The request
Take the records underneath and set them down exactly.

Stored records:
⟨

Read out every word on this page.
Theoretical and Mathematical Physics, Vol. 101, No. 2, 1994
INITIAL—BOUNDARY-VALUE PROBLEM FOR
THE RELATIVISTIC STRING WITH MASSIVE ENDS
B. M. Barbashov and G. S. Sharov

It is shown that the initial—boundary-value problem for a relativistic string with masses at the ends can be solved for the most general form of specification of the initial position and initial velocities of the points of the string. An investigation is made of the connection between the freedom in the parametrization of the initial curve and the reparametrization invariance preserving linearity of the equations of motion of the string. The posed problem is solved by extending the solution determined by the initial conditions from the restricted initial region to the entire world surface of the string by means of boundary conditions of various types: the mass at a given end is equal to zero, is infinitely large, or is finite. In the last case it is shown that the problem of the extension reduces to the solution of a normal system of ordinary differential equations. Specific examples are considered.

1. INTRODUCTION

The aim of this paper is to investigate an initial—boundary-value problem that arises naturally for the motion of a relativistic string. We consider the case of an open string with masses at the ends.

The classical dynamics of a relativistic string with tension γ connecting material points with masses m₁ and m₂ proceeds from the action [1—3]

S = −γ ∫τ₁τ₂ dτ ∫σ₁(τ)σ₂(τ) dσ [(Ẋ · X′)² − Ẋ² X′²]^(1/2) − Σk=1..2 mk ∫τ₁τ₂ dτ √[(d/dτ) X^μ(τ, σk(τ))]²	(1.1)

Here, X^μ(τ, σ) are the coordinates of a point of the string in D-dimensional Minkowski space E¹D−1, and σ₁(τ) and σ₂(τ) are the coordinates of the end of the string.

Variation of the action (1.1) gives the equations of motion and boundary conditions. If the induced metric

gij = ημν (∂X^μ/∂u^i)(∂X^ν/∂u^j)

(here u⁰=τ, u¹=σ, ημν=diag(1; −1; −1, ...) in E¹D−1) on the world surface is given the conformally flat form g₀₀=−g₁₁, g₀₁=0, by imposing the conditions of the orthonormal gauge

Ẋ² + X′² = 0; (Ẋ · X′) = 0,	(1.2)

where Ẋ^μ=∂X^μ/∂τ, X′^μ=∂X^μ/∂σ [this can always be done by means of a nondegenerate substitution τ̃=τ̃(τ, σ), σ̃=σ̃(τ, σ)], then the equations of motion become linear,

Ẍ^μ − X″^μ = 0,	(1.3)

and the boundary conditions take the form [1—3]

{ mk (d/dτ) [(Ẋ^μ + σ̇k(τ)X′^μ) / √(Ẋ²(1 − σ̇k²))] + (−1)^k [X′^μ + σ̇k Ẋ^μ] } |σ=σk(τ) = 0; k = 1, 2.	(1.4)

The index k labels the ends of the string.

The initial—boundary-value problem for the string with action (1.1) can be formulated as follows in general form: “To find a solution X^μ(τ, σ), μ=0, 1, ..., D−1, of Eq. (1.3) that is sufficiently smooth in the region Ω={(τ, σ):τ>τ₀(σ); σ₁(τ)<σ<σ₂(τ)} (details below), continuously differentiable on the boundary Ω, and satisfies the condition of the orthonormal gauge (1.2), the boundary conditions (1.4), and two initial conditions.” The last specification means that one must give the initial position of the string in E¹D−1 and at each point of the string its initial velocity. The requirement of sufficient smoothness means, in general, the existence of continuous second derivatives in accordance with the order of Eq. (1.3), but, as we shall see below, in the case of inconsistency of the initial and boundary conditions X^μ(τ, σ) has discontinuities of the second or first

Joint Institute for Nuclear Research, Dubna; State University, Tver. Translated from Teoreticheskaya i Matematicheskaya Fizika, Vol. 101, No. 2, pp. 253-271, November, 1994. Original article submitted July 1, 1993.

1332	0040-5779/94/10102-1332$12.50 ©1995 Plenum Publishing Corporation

⟩

Full solution
Read out every word on this page.
Theoretical and Mathematical Physics, Vol. 101, No. 2, 1994
INITIAL—BOUNDARY-VALUE PROBLEM FOR
THE RELATIVISTIC STRING WITH MASSIVE ENDS
B. M. Barbashov and G. S. Sharov

It is shown that the initial—boundary-value problem for a relativistic string with masses at the ends can be solved for the most general form of specification of the initial position and initial velocities of the points of the string. An investigation is made of the connection between the freedom in the parametrization of the initial curve and the reparametrization invariance preserving linearity of the equations of motion of the string. The posed problem is solved by extending the solution determined by the initial conditions from the restricted initial region to the entire world surface of the string by means of boundary conditions of various types: the mass at a given end is equal to zero, is infinitely large, or is finite. In the last case it is shown that the problem of the extension reduces to the solution of a normal system of ordinary differential equations. Specific examples are considered.

1. INTRODUCTION

The aim of this paper is to investigate an initial—boundary-value problem that arises naturally for the motion of a relativistic string. We consider the case of an open string with masses at the ends.

The classical dynamics of a relativistic string with tension γ connecting material points with masses m₁ and m₂ proceeds from the action [1—3]

S = −γ ∫τ₁τ₂ dτ ∫σ₁(τ)σ₂(τ) dσ [(Ẋ · X′)² − Ẋ² X′²]^(1/2) − Σk=1..2 mk ∫τ₁τ₂ dτ √[(d/dτ) X^μ(τ, σk(τ))]²	(1.1)

Here, X^μ(τ, σ) are the coordinates of a point of the string in D-dimensional Minkowski space E¹D−1, and σ₁(τ) and σ₂(τ) are the coordinates of the end of the string.

Variation of the action (1.1) gives the equations of motion and boundary conditions. If the induced metric

gij = ημν (∂X^μ/∂u^i)(∂X^ν/∂u^j)

(here u⁰=τ, u¹=σ, ημν=diag(1; −1; −1, ...) in E¹D−1) on the world surface is given the conformally flat form g₀₀=−g₁₁, g₀₁=0, by imposing the conditions of the orthonormal gauge

Ẋ² + X′² = 0; (Ẋ · X′) = 0,	(1.2)

where Ẋ^μ=∂X^μ/∂τ, X′^μ=∂X^μ/∂σ [this can always be done by means of a nondegenerate substitution τ̃=τ̃(τ, σ), σ̃=σ̃(τ, σ)], then the equations of motion become linear,

Ẍ^μ − X″^μ = 0,	(1.3)

and the boundary conditions take the form [1—3]

{ mk (d/dτ) [(Ẋ^μ + σ̇k(τ)X′^μ) / √(Ẋ²(1 − σ̇k²))] + (−1)^k [X′^μ + σ̇k Ẋ^μ] } |σ=σk(τ) = 0; k = 1, 2.	(1.4)

The index k labels the ends of the string.

The initial—boundary-value problem for the string with action (1.1) can be formulated as follows in general form: “To find a solution X^μ(τ, σ), μ=0, 1, ..., D−1, of Eq. (1.3) that is sufficiently smooth in the region Ω={(τ, σ):τ>τ₀(σ); σ₁(τ)<σ<σ₂(τ)} (details below), continuously differentiable on the boundary Ω, and satisfies the condition of the orthonormal gauge (1.2), the boundary conditions (1.4), and two initial conditions.” The last specification means that one must give the initial position of the string in E¹D−1 and at each point of the string its initial velocity. The requirement of sufficient smoothness means, in general, the existence of continuous second derivatives in accordance with the order of Eq. (1.3), but, as we shall see below, in the case of inconsistency of the initial and boundary conditions X^μ(τ, σ) has discontinuities of the second or first

Joint Institute for Nuclear Research, Dubna; State University, Tver. Translated from Teoreticheskaya i Matematicheskaya Fizika, Vol. 101, No. 2, pp. 253-271, November, 1994. Original article submitted July 1, 1993.

1332	0040-5779/94/10102-1332$12.50 ©1995 Plenum Publishing Corporation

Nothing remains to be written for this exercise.